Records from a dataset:
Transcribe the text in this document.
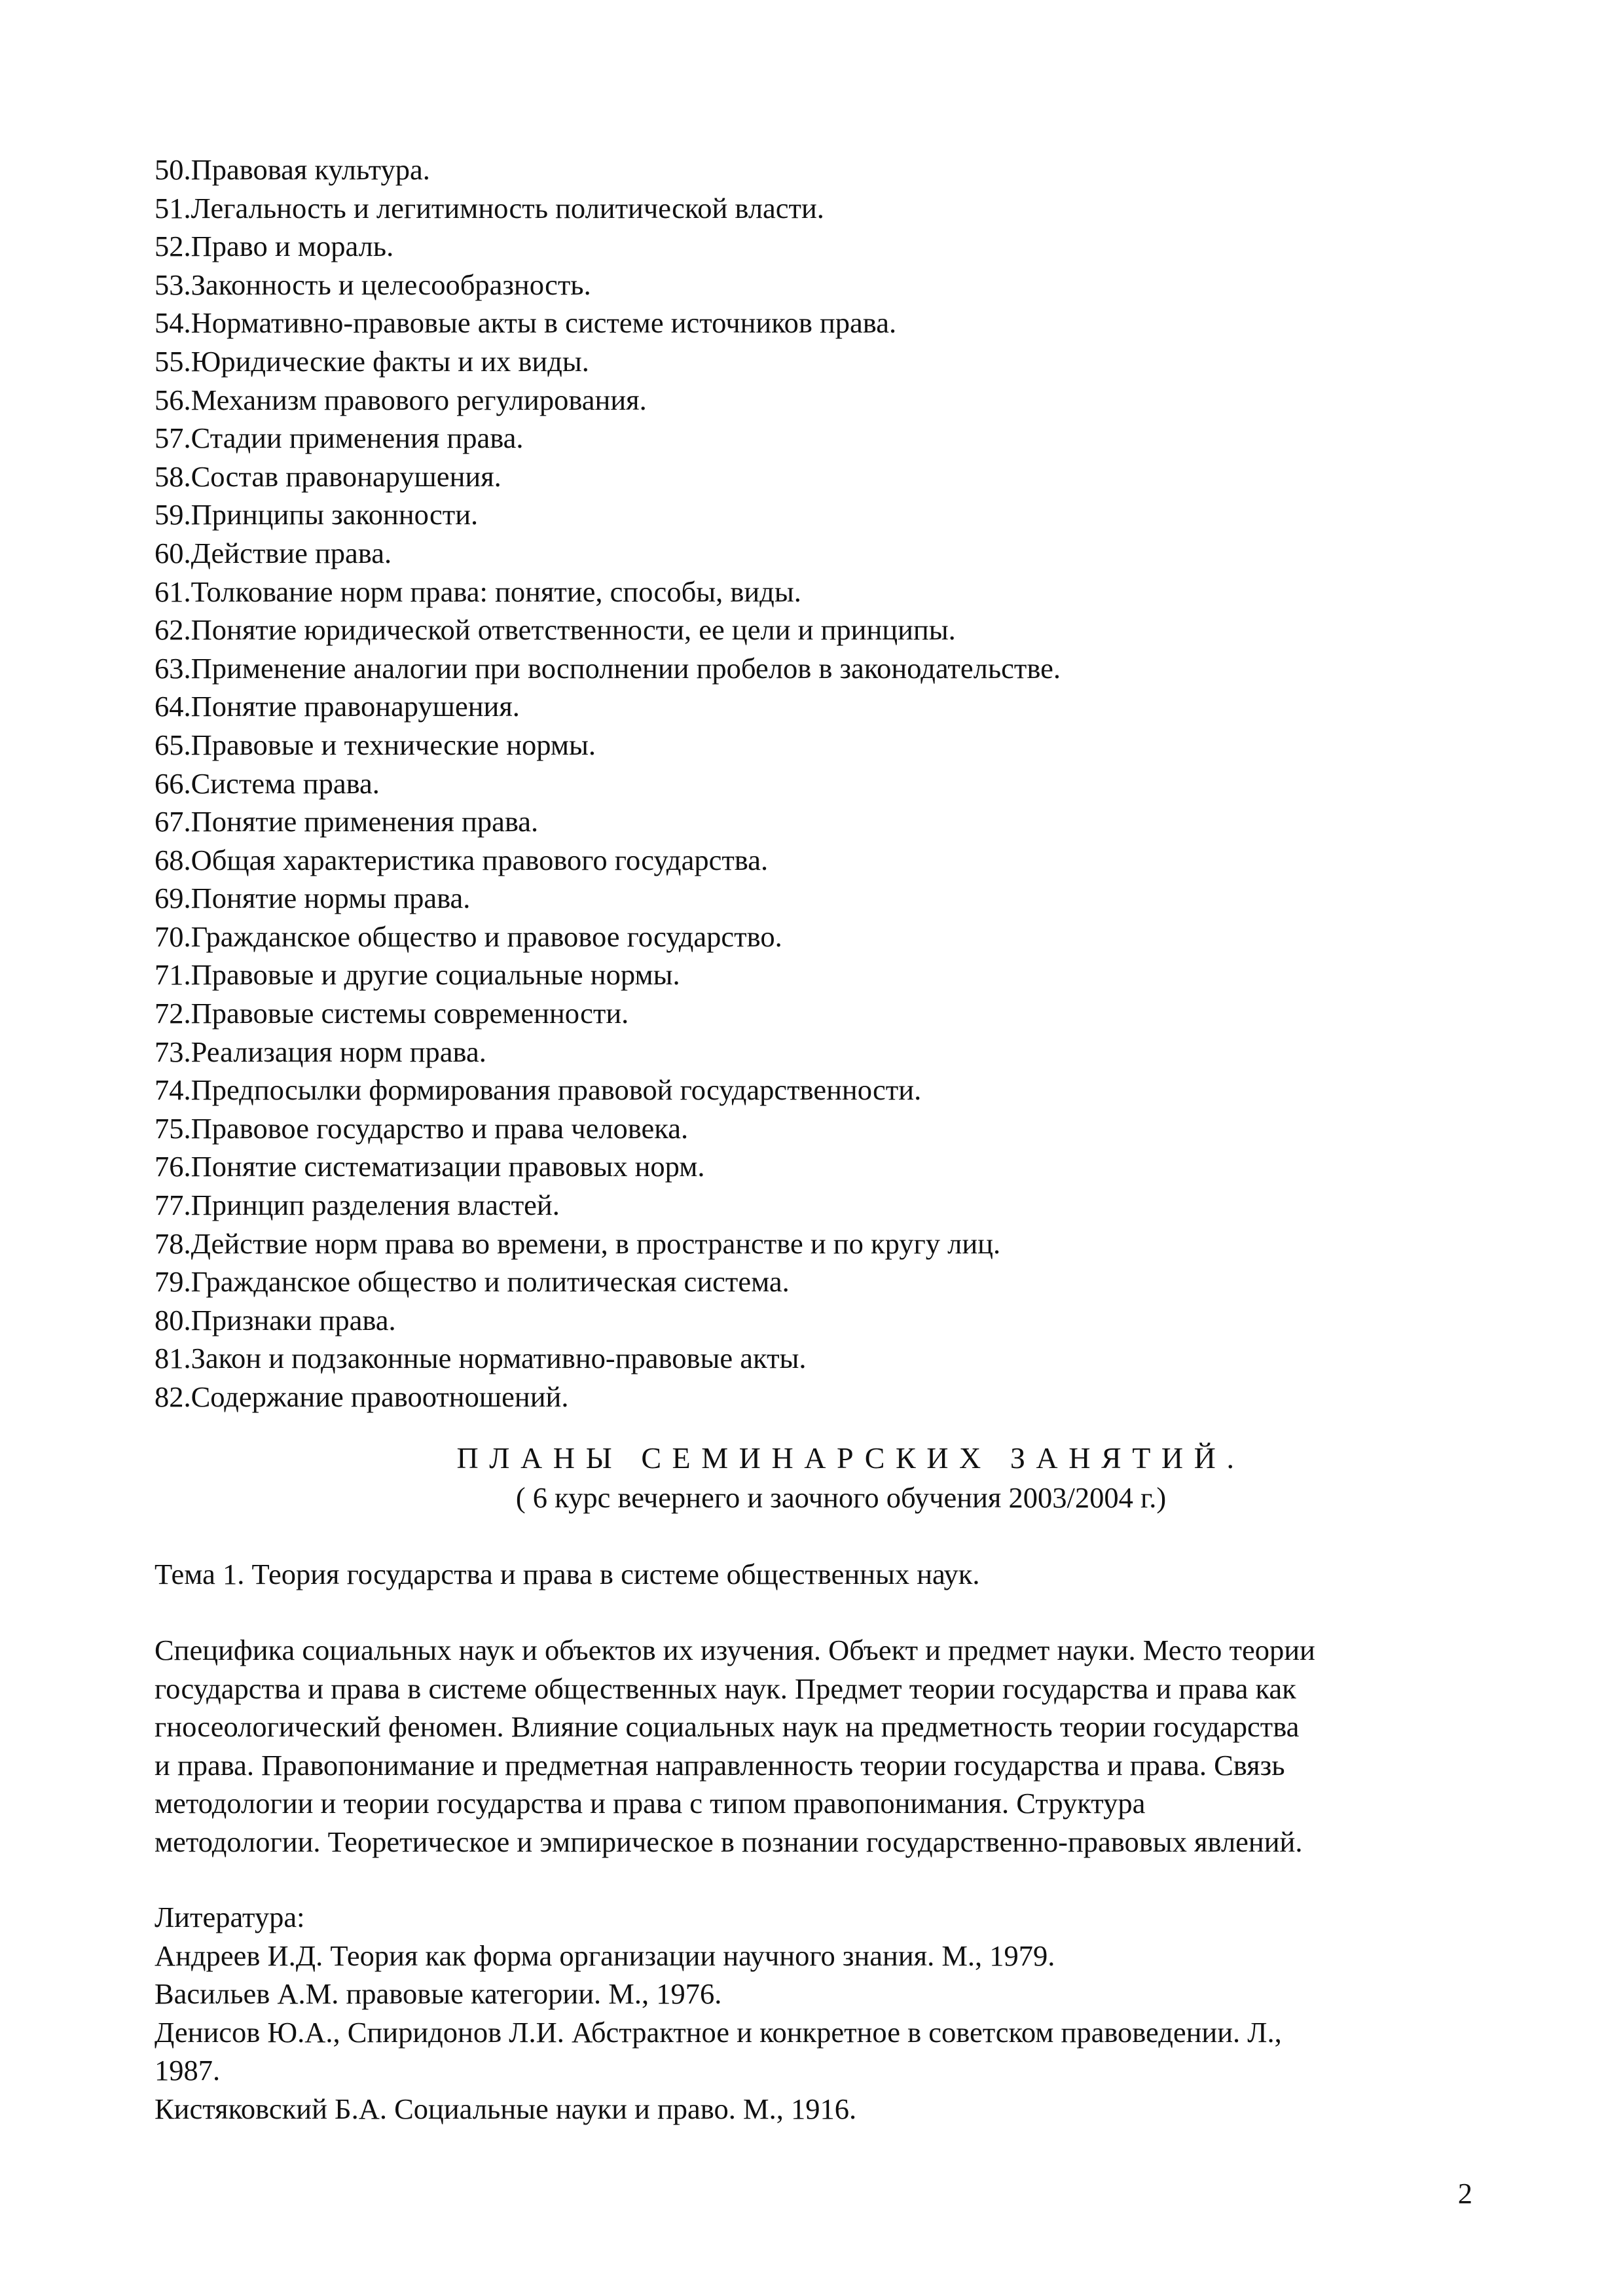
50.Правовая культура.
51.Легальность и легитимность политической власти.
52.Право и мораль.
53.Законность и целесообразность.
54.Нормативно-правовые акты в системе источников права.
55.Юридические факты и их виды.
56.Механизм правового регулирования.
57.Стадии применения права.
58.Состав правонарушения.
59.Принципы законности.
60.Действие права.
61.Толкование норм права: понятие, способы, виды.
62.Понятие юридической ответственности, ее цели и принципы.
63.Применение аналогии при восполнении пробелов в законодательстве.
64.Понятие правонарушения.
65.Правовые и технические нормы.
66.Система права.
67.Понятие применения права.
68.Общая характеристика правового государства.
69.Понятие нормы права.
70.Гражданское общество и правовое государство.
71.Правовые и другие социальные нормы.
72.Правовые системы современности.
73.Реализация норм права.
74.Предпосылки формирования правовой государственности.
75.Правовое государство и права человека.
76.Понятие систематизации правовых норм.
77.Принцип разделения властей.
78.Действие норм права во времени, в пространстве и по кругу лиц.
79.Гражданское общество и политическая система.
80.Признаки права.
81.Закон и подзаконные нормативно-правовые акты.
82.Содержание правоотношений.
ПЛАНЫ СЕМИНАРСКИХ ЗАНЯТИЙ.
( 6 курс вечернего и заочного обучения 2003/2004 г.)
Тема 1. Теория государства и права в системе общественных наук.

Специфика социальных наук и объектов их изучения. Объект и предмет науки. Место теории
государства и права в системе общественных наук. Предмет теории государства и права как
гносеологический феномен. Влияние социальных наук на предметность теории государства
и права. Правопонимание и предметная направленность теории государства и права. Связь
методологии и теории государства и права с типом правопонимания. Структура
методологии. Теоретическое и эмпирическое в познании государственно-правовых явлений.

Литература:
Андреев И.Д. Теория как форма организации научного знания. М., 1979.
Васильев А.М. правовые категории. М., 1976.
Денисов Ю.А., Спиридонов Л.И. Абстрактное и конкретное в советском правоведении. Л.,
1987.
Кистяковский Б.А. Социальные науки и право. М., 1916.
2
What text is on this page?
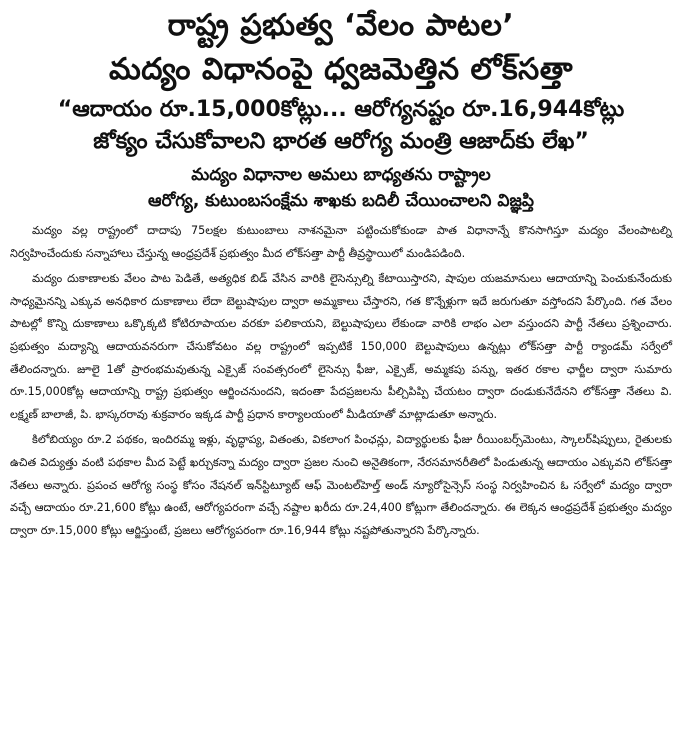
రాష్ట్ర ప్రభుత్వ ‘వేలం పాటల’

మద్యం విధానంపై ధ్వజమెత్తిన లోక్‌సత్తా

“ఆదాయం రూ.15,000కోట్లు... ఆరోగ్యనష్టం రూ.16,944కోట్లు

జోక్యం చేసుకోవాలని భారత ఆరోగ్య మంత్రి ఆజాద్‌కు లేఖ”

మద్యం విధానాల అమలు బాధ్యతను రాష్ట్రాల

ఆరోగ్య, కుటుంబసంక్షేమ శాఖకు బదిలీ చేయించాలని విజ్ఞప్తి

మద్యం వల్ల రాష్ట్రంలో దాదాపు 75లక్షల కుటుంబాలు నాశనమైనా పట్టించుకోకుండా పాత విధానాన్నే కొనసాగిస్తూ మద్యం వేలంపాటల్ని నిర్వహించేందుకు సన్నాహాలు చేస్తున్న ఆంధ్రప్రదేశ్ ప్రభుత్వం మీద లోక్‌సత్తా పార్టీ తీవ్రస్థాయిలో మండిపడింది.

మద్యం దుకాణాలకు వేలం పాట పెడితే, అత్యధిక బిడ్ వేసిన వారికి లైసెన్సుల్ని కేటాయిస్తారని, షాపుల యజమానులు ఆదాయాన్ని పెంచుకునేందుకు సాధ్యమైనన్ని ఎక్కువ అనధికార దుకాణాలు లేదా బెల్టుషాపుల ద్వారా అమ్మకాలు చేస్తారని, గత కొన్నేళ్లుగా ఇదే జరుగుతూ వస్తోందని పేర్కొంది. గత వేలం పాటల్లో కొన్ని దుకాణాలు ఒక్కొక్కటి కోటిరూపాయల వరకూ పలికాయని, బెల్టుషాపులు లేకుండా వారికి లాభం ఎలా వస్తుందని పార్టీ నేతలు ప్రశ్నించారు. ప్రభుత్వం మద్యాన్ని ఆదాయవనరుగా చేసుకోవటం వల్ల రాష్ట్రంలో ఇప్పటికే 150,000 బెల్టుషాపులు ఉన్నట్లు లోక్‌సత్తా పార్టీ ర్యాండమ్ సర్వేలో తేలిందన్నారు. జూలై 1తో ప్రారంభమవుతున్న ఎక్సైజ్ సంవత్సరంలో లైసెన్సు ఫీజు, ఎక్సైజ్, అమ్మకపు పన్ను, ఇతర రకాల ఛార్జీల ద్వారా సుమారు రూ.15,000కోట్ల ఆదాయాన్ని రాష్ట్ర ప్రభుత్వం ఆర్జించనుందని, ఇదంతా పేదప్రజలను పీల్చిపిప్పి చేయటం ద్వారా దండుకునేదేనని లోక్‌సత్తా నేతలు వి. లక్ష్మణ్ బాలాజీ, పి. భాస్కరరావు శుక్రవారం ఇక్కడ పార్టీ ప్రధాన కార్యాలయంలో మీడియాతో మాట్లాడుతూ అన్నారు.

కిలోబియ్యం రూ.2 పథకం, ఇందిరమ్మ ఇళ్లు, వృద్ధాప్య, వితంతు, వికలాంగ పింఛన్లు, విద్యార్థులకు ఫీజు రీయింబర్స్‌మెంటు, స్కాలర్‌షిప్పులు, రైతులకు ఉచిత విద్యుత్తు వంటి పథకాల మీద పెట్టే ఖర్చుకన్నా మద్యం ద్వారా ప్రజల నుంచి అనైతికంగా, నేరసమానరీతిలో పిండుతున్న ఆదాయం ఎక్కువని లోక్‌సత్తా నేతలు అన్నారు. ప్రపంచ ఆరోగ్య సంస్థ కోసం నేషనల్ ఇన్‌స్టిట్యూట్ ఆఫ్ మెంటల్‌హెల్త్ అండ్ న్యూరోసైన్సెస్ సంస్థ నిర్వహించిన ఓ సర్వేలో మద్యం ద్వారా వచ్చే ఆదాయం రూ.21,600 కోట్లు ఉంటే, ఆరోగ్యపరంగా వచ్చే నష్టాల ఖరీదు రూ.24,400 కోట్లుగా తేలిందన్నారు. ఈ లెక్కన ఆంధ్రప్రదేశ్ ప్రభుత్వం మద్యం ద్వారా రూ.15,000 కోట్లు ఆర్జిస్తుంటే, ప్రజలు ఆరోగ్యపరంగా రూ.16,944 కోట్లు నష్టపోతున్నారని పేర్కొన్నారు.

=== Instructions to follow ===
Can the entries above be repeated exactly, without their pictures?

=== Output of the exercise ===
Transcribe the text in this document.
50.Правовая культура.
51.Легальность и легитимность политической власти.
52.Право и мораль.
53.Законность и целесообразность.
54.Нормативно-правовые акты в системе источников права.
55.Юридические факты и их виды.
56.Механизм правового регулирования.
57.Стадии применения права.
58.Состав правонарушения.
59.Принципы законности.
60.Действие права.
61.Толкование норм права: понятие, способы, виды.
62.Понятие юридической ответственности, ее цели и принципы.
63.Применение аналогии при восполнении пробелов в законодательстве.
64.Понятие правонарушения.
65.Правовые и технические нормы.
66.Система права.
67.Понятие применения права.
68.Общая характеристика правового государства.
69.Понятие нормы права.
70.Гражданское общество и правовое государство.
71.Правовые и другие социальные нормы.
72.Правовые системы современности.
73.Реализация норм права.
74.Предпосылки формирования правовой государственности.
75.Правовое государство и права человека.
76.Понятие систематизации правовых норм.
77.Принцип разделения властей.
78.Действие норм права во времени, в пространстве и по кругу лиц.
79.Гражданское общество и политическая система.
80.Признаки права.
81.Закон и подзаконные нормативно-правовые акты.
82.Содержание правоотношений.
ПЛАНЫ СЕМИНАРСКИХ ЗАНЯТИЙ.
( 6 курс вечернего и заочного обучения 2003/2004 г.)
Тема 1. Теория государства и права в системе общественных наук.

Специфика социальных наук и объектов их изучения. Объект и предмет науки. Место теории
государства и права в системе общественных наук. Предмет теории государства и права как
гносеологический феномен. Влияние социальных наук на предметность теории государства
и права. Правопонимание и предметная направленность теории государства и права. Связь
методологии и теории государства и права с типом правопонимания. Структура
методологии. Теоретическое и эмпирическое в познании государственно-правовых явлений.

Литература:
Андреев И.Д. Теория как форма организации научного знания. М., 1979.
Васильев А.М. правовые категории. М., 1976.
Денисов Ю.А., Спиридонов Л.И. Абстрактное и конкретное в советском правоведении. Л.,
1987.
Кистяковский Б.А. Социальные науки и право. М., 1916.
2
What text is on this page?
రాష్ట్ర ప్రభుత్వ ‘వేలం పాటల’

మద్యం విధానంపై ధ్వజమెత్తిన లోక్‌సత్తా

“ఆదాయం రూ.15,000కోట్లు... ఆరోగ్యనష్టం రూ.16,944కోట్లు

జోక్యం చేసుకోవాలని భారత ఆరోగ్య మంత్రి ఆజాద్‌కు లేఖ”

మద్యం విధానాల అమలు బాధ్యతను రాష్ట్రాల

ఆరోగ్య, కుటుంబసంక్షేమ శాఖకు బదిలీ చేయించాలని విజ్ఞప్తి

మద్యం వల్ల రాష్ట్రంలో దాదాపు 75లక్షల కుటుంబాలు నాశనమైనా పట్టించుకోకుండా పాత విధానాన్నే కొనసాగిస్తూ మద్యం వేలంపాటల్ని నిర్వహించేందుకు సన్నాహాలు చేస్తున్న ఆంధ్రప్రదేశ్ ప్రభుత్వం మీద లోక్‌సత్తా పార్టీ తీవ్రస్థాయిలో మండిపడింది.

మద్యం దుకాణాలకు వేలం పాట పెడితే, అత్యధిక బిడ్ వేసిన వారికి లైసెన్సుల్ని కేటాయిస్తారని, షాపుల యజమానులు ఆదాయాన్ని పెంచుకునేందుకు సాధ్యమైనన్ని ఎక్కువ అనధికార దుకాణాలు లేదా బెల్టుషాపుల ద్వారా అమ్మకాలు చేస్తారని, గత కొన్నేళ్లుగా ఇదే జరుగుతూ వస్తోందని పేర్కొంది. గత వేలం పాటల్లో కొన్ని దుకాణాలు ఒక్కొక్కటి కోటిరూపాయల వరకూ పలికాయని, బెల్టుషాపులు లేకుండా వారికి లాభం ఎలా వస్తుందని పార్టీ నేతలు ప్రశ్నించారు. ప్రభుత్వం మద్యాన్ని ఆదాయవనరుగా చేసుకోవటం వల్ల రాష్ట్రంలో ఇప్పటికే 150,000 బెల్టుషాపులు ఉన్నట్లు లోక్‌సత్తా పార్టీ ర్యాండమ్ సర్వేలో తేలిందన్నారు. జూలై 1తో ప్రారంభమవుతున్న ఎక్సైజ్ సంవత్సరంలో లైసెన్సు ఫీజు, ఎక్సైజ్, అమ్మకపు పన్ను, ఇతర రకాల ఛార్జీల ద్వారా సుమారు రూ.15,000కోట్ల ఆదాయాన్ని రాష్ట్ర ప్రభుత్వం ఆర్జించనుందని, ఇదంతా పేదప్రజలను పీల్చిపిప్పి చేయటం ద్వారా దండుకునేదేనని లోక్‌సత్తా నేతలు వి. లక్ష్మణ్ బాలాజీ, పి. భాస్కరరావు శుక్రవారం ఇక్కడ పార్టీ ప్రధాన కార్యాలయంలో మీడియాతో మాట్లాడుతూ అన్నారు.

కిలోబియ్యం రూ.2 పథకం, ఇందిరమ్మ ఇళ్లు, వృద్ధాప్య, వితంతు, వికలాంగ పింఛన్లు, విద్యార్థులకు ఫీజు రీయింబర్స్‌మెంటు, స్కాలర్‌షిప్పులు, రైతులకు ఉచిత విద్యుత్తు వంటి పథకాల మీద పెట్టే ఖర్చుకన్నా మద్యం ద్వారా ప్రజల నుంచి అనైతికంగా, నేరసమానరీతిలో పిండుతున్న ఆదాయం ఎక్కువని లోక్‌సత్తా నేతలు అన్నారు. ప్రపంచ ఆరోగ్య సంస్థ కోసం నేషనల్ ఇన్‌స్టిట్యూట్ ఆఫ్ మెంటల్‌హెల్త్ అండ్ న్యూరోసైన్సెస్ సంస్థ నిర్వహించిన ఓ సర్వేలో మద్యం ద్వారా వచ్చే ఆదాయం రూ.21,600 కోట్లు ఉంటే, ఆరోగ్యపరంగా వచ్చే నష్టాల ఖరీదు రూ.24,400 కోట్లుగా తేలిందన్నారు. ఈ లెక్కన ఆంధ్రప్రదేశ్ ప్రభుత్వం మద్యం ద్వారా రూ.15,000 కోట్లు ఆర్జిస్తుంటే, ప్రజలు ఆరోగ్యపరంగా రూ.16,944 కోట్లు నష్టపోతున్నారని పేర్కొన్నారు.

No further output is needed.